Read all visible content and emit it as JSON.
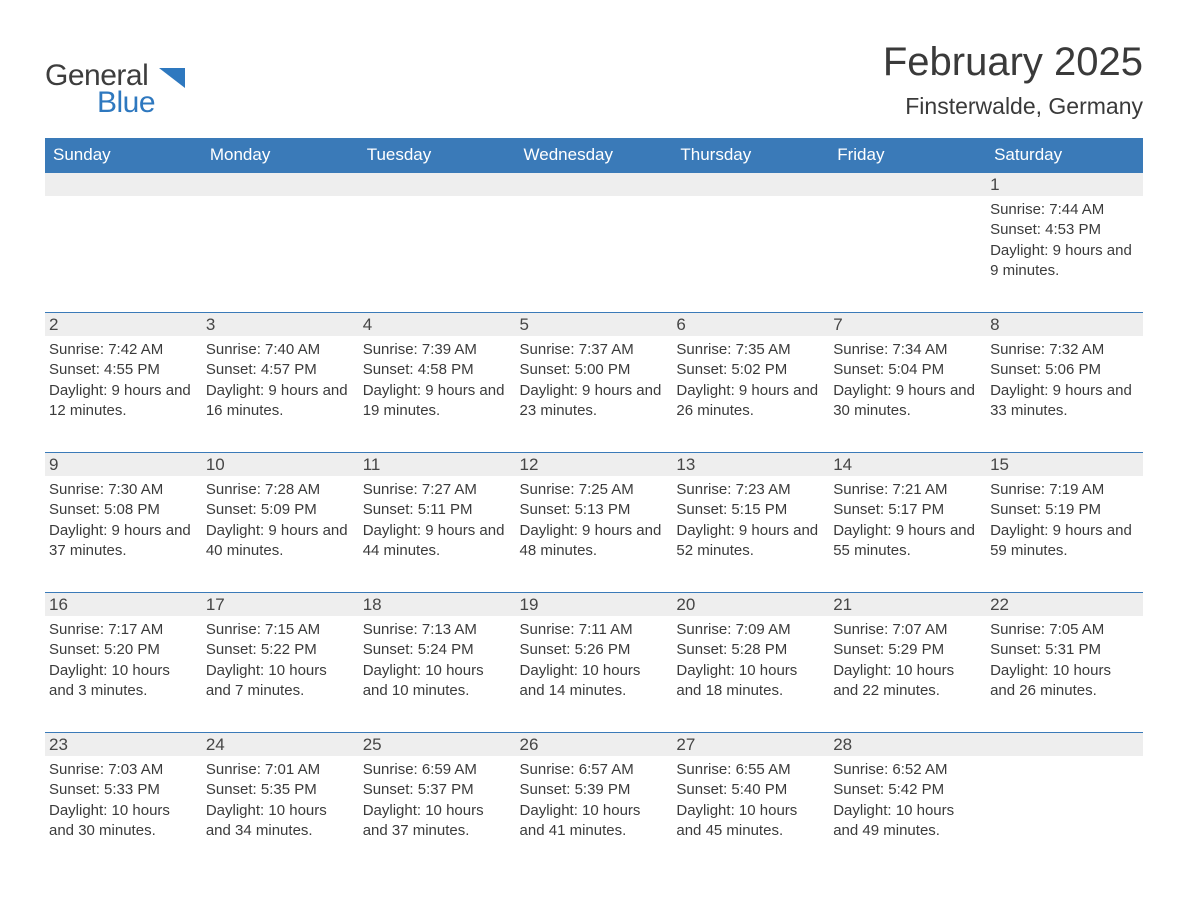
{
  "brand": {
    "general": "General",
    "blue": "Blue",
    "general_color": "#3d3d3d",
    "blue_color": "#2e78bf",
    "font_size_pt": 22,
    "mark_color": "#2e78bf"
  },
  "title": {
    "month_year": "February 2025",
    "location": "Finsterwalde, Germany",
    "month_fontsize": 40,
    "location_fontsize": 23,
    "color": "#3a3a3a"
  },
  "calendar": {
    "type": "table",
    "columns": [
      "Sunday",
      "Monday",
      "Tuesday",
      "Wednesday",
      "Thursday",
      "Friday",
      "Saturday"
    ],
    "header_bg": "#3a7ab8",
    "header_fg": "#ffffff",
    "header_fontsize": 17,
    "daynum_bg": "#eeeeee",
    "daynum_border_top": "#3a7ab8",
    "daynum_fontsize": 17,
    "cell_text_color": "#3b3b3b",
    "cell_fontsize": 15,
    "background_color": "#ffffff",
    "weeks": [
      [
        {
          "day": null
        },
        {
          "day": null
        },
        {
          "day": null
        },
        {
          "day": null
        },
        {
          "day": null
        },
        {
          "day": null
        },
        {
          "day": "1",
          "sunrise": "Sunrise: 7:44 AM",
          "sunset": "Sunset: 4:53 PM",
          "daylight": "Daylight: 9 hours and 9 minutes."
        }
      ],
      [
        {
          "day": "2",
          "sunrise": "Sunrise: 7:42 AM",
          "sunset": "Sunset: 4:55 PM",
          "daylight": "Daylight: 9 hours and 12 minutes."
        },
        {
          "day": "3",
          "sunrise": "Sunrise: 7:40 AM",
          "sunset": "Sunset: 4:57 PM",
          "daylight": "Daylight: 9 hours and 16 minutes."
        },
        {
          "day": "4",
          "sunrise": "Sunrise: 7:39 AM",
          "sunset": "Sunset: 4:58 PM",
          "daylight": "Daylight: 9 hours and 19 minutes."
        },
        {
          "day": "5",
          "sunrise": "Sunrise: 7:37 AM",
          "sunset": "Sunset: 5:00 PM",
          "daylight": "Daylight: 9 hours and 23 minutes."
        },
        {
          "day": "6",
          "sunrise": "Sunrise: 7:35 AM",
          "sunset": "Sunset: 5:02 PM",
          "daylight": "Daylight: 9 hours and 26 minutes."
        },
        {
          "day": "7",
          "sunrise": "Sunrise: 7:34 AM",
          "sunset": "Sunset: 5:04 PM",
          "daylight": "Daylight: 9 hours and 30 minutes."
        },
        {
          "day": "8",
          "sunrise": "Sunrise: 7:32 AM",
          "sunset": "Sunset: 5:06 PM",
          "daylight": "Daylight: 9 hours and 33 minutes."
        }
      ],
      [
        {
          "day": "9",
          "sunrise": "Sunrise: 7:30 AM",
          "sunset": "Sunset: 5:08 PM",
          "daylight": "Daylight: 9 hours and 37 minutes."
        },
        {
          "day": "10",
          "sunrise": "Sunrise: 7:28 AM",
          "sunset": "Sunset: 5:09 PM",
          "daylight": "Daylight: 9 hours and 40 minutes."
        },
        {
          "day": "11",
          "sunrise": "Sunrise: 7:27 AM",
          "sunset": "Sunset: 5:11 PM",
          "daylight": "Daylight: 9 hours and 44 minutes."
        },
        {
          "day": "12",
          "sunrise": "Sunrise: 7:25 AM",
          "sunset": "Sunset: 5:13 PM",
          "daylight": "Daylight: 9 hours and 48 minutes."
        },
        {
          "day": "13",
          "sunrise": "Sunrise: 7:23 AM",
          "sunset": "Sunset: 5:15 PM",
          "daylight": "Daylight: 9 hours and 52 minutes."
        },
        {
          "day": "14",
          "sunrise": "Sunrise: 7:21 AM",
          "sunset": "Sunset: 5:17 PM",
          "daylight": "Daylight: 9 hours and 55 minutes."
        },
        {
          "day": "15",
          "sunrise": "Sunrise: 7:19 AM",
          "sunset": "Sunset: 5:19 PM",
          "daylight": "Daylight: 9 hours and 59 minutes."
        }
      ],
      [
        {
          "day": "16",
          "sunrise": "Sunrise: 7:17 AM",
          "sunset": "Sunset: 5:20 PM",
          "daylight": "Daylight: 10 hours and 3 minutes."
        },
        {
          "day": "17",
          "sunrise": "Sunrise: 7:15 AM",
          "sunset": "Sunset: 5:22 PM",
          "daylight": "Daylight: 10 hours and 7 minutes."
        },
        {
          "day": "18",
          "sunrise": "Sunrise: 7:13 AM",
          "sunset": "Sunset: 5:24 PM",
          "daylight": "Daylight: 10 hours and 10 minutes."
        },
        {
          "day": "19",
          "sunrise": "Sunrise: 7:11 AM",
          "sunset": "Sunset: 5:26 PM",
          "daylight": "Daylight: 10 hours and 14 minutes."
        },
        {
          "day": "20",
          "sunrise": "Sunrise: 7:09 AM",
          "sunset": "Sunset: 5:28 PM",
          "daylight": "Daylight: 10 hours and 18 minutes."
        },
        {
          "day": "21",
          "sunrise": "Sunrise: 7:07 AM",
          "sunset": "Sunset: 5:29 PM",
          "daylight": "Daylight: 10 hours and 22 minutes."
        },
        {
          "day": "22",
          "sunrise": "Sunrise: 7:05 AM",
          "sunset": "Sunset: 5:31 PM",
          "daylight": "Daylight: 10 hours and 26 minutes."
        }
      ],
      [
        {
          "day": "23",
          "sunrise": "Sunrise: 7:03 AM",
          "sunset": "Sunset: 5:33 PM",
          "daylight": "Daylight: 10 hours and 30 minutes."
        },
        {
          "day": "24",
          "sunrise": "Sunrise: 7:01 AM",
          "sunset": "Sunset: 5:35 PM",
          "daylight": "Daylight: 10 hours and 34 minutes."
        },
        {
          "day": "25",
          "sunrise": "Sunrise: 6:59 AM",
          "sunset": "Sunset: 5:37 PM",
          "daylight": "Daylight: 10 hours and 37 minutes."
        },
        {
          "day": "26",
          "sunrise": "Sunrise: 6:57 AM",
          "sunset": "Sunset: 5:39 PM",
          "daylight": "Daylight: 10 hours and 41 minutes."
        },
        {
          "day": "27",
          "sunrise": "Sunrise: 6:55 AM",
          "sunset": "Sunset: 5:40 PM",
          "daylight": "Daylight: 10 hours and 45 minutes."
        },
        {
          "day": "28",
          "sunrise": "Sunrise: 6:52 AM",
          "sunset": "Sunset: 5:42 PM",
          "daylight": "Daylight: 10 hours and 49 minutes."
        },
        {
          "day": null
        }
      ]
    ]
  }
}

^^^^

• **What you have to do**
Repeat the data exactly, excluding the pictures.

• **Problem solution**
Read all visible content and emit it as JSON.
{
  "brand": {
    "general": "General",
    "blue": "Blue",
    "general_color": "#3d3d3d",
    "blue_color": "#2e78bf",
    "font_size_pt": 22,
    "mark_color": "#2e78bf"
  },
  "title": {
    "month_year": "February 2025",
    "location": "Finsterwalde, Germany",
    "month_fontsize": 40,
    "location_fontsize": 23,
    "color": "#3a3a3a"
  },
  "calendar": {
    "type": "table",
    "columns": [
      "Sunday",
      "Monday",
      "Tuesday",
      "Wednesday",
      "Thursday",
      "Friday",
      "Saturday"
    ],
    "header_bg": "#3a7ab8",
    "header_fg": "#ffffff",
    "header_fontsize": 17,
    "daynum_bg": "#eeeeee",
    "daynum_border_top": "#3a7ab8",
    "daynum_fontsize": 17,
    "cell_text_color": "#3b3b3b",
    "cell_fontsize": 15,
    "background_color": "#ffffff",
    "weeks": [
      [
        {
          "day": null
        },
        {
          "day": null
        },
        {
          "day": null
        },
        {
          "day": null
        },
        {
          "day": null
        },
        {
          "day": null
        },
        {
          "day": "1",
          "sunrise": "Sunrise: 7:44 AM",
          "sunset": "Sunset: 4:53 PM",
          "daylight": "Daylight: 9 hours and 9 minutes."
        }
      ],
      [
        {
          "day": "2",
          "sunrise": "Sunrise: 7:42 AM",
          "sunset": "Sunset: 4:55 PM",
          "daylight": "Daylight: 9 hours and 12 minutes."
        },
        {
          "day": "3",
          "sunrise": "Sunrise: 7:40 AM",
          "sunset": "Sunset: 4:57 PM",
          "daylight": "Daylight: 9 hours and 16 minutes."
        },
        {
          "day": "4",
          "sunrise": "Sunrise: 7:39 AM",
          "sunset": "Sunset: 4:58 PM",
          "daylight": "Daylight: 9 hours and 19 minutes."
        },
        {
          "day": "5",
          "sunrise": "Sunrise: 7:37 AM",
          "sunset": "Sunset: 5:00 PM",
          "daylight": "Daylight: 9 hours and 23 minutes."
        },
        {
          "day": "6",
          "sunrise": "Sunrise: 7:35 AM",
          "sunset": "Sunset: 5:02 PM",
          "daylight": "Daylight: 9 hours and 26 minutes."
        },
        {
          "day": "7",
          "sunrise": "Sunrise: 7:34 AM",
          "sunset": "Sunset: 5:04 PM",
          "daylight": "Daylight: 9 hours and 30 minutes."
        },
        {
          "day": "8",
          "sunrise": "Sunrise: 7:32 AM",
          "sunset": "Sunset: 5:06 PM",
          "daylight": "Daylight: 9 hours and 33 minutes."
        }
      ],
      [
        {
          "day": "9",
          "sunrise": "Sunrise: 7:30 AM",
          "sunset": "Sunset: 5:08 PM",
          "daylight": "Daylight: 9 hours and 37 minutes."
        },
        {
          "day": "10",
          "sunrise": "Sunrise: 7:28 AM",
          "sunset": "Sunset: 5:09 PM",
          "daylight": "Daylight: 9 hours and 40 minutes."
        },
        {
          "day": "11",
          "sunrise": "Sunrise: 7:27 AM",
          "sunset": "Sunset: 5:11 PM",
          "daylight": "Daylight: 9 hours and 44 minutes."
        },
        {
          "day": "12",
          "sunrise": "Sunrise: 7:25 AM",
          "sunset": "Sunset: 5:13 PM",
          "daylight": "Daylight: 9 hours and 48 minutes."
        },
        {
          "day": "13",
          "sunrise": "Sunrise: 7:23 AM",
          "sunset": "Sunset: 5:15 PM",
          "daylight": "Daylight: 9 hours and 52 minutes."
        },
        {
          "day": "14",
          "sunrise": "Sunrise: 7:21 AM",
          "sunset": "Sunset: 5:17 PM",
          "daylight": "Daylight: 9 hours and 55 minutes."
        },
        {
          "day": "15",
          "sunrise": "Sunrise: 7:19 AM",
          "sunset": "Sunset: 5:19 PM",
          "daylight": "Daylight: 9 hours and 59 minutes."
        }
      ],
      [
        {
          "day": "16",
          "sunrise": "Sunrise: 7:17 AM",
          "sunset": "Sunset: 5:20 PM",
          "daylight": "Daylight: 10 hours and 3 minutes."
        },
        {
          "day": "17",
          "sunrise": "Sunrise: 7:15 AM",
          "sunset": "Sunset: 5:22 PM",
          "daylight": "Daylight: 10 hours and 7 minutes."
        },
        {
          "day": "18",
          "sunrise": "Sunrise: 7:13 AM",
          "sunset": "Sunset: 5:24 PM",
          "daylight": "Daylight: 10 hours and 10 minutes."
        },
        {
          "day": "19",
          "sunrise": "Sunrise: 7:11 AM",
          "sunset": "Sunset: 5:26 PM",
          "daylight": "Daylight: 10 hours and 14 minutes."
        },
        {
          "day": "20",
          "sunrise": "Sunrise: 7:09 AM",
          "sunset": "Sunset: 5:28 PM",
          "daylight": "Daylight: 10 hours and 18 minutes."
        },
        {
          "day": "21",
          "sunrise": "Sunrise: 7:07 AM",
          "sunset": "Sunset: 5:29 PM",
          "daylight": "Daylight: 10 hours and 22 minutes."
        },
        {
          "day": "22",
          "sunrise": "Sunrise: 7:05 AM",
          "sunset": "Sunset: 5:31 PM",
          "daylight": "Daylight: 10 hours and 26 minutes."
        }
      ],
      [
        {
          "day": "23",
          "sunrise": "Sunrise: 7:03 AM",
          "sunset": "Sunset: 5:33 PM",
          "daylight": "Daylight: 10 hours and 30 minutes."
        },
        {
          "day": "24",
          "sunrise": "Sunrise: 7:01 AM",
          "sunset": "Sunset: 5:35 PM",
          "daylight": "Daylight: 10 hours and 34 minutes."
        },
        {
          "day": "25",
          "sunrise": "Sunrise: 6:59 AM",
          "sunset": "Sunset: 5:37 PM",
          "daylight": "Daylight: 10 hours and 37 minutes."
        },
        {
          "day": "26",
          "sunrise": "Sunrise: 6:57 AM",
          "sunset": "Sunset: 5:39 PM",
          "daylight": "Daylight: 10 hours and 41 minutes."
        },
        {
          "day": "27",
          "sunrise": "Sunrise: 6:55 AM",
          "sunset": "Sunset: 5:40 PM",
          "daylight": "Daylight: 10 hours and 45 minutes."
        },
        {
          "day": "28",
          "sunrise": "Sunrise: 6:52 AM",
          "sunset": "Sunset: 5:42 PM",
          "daylight": "Daylight: 10 hours and 49 minutes."
        },
        {
          "day": null
        }
      ]
    ]
  }
}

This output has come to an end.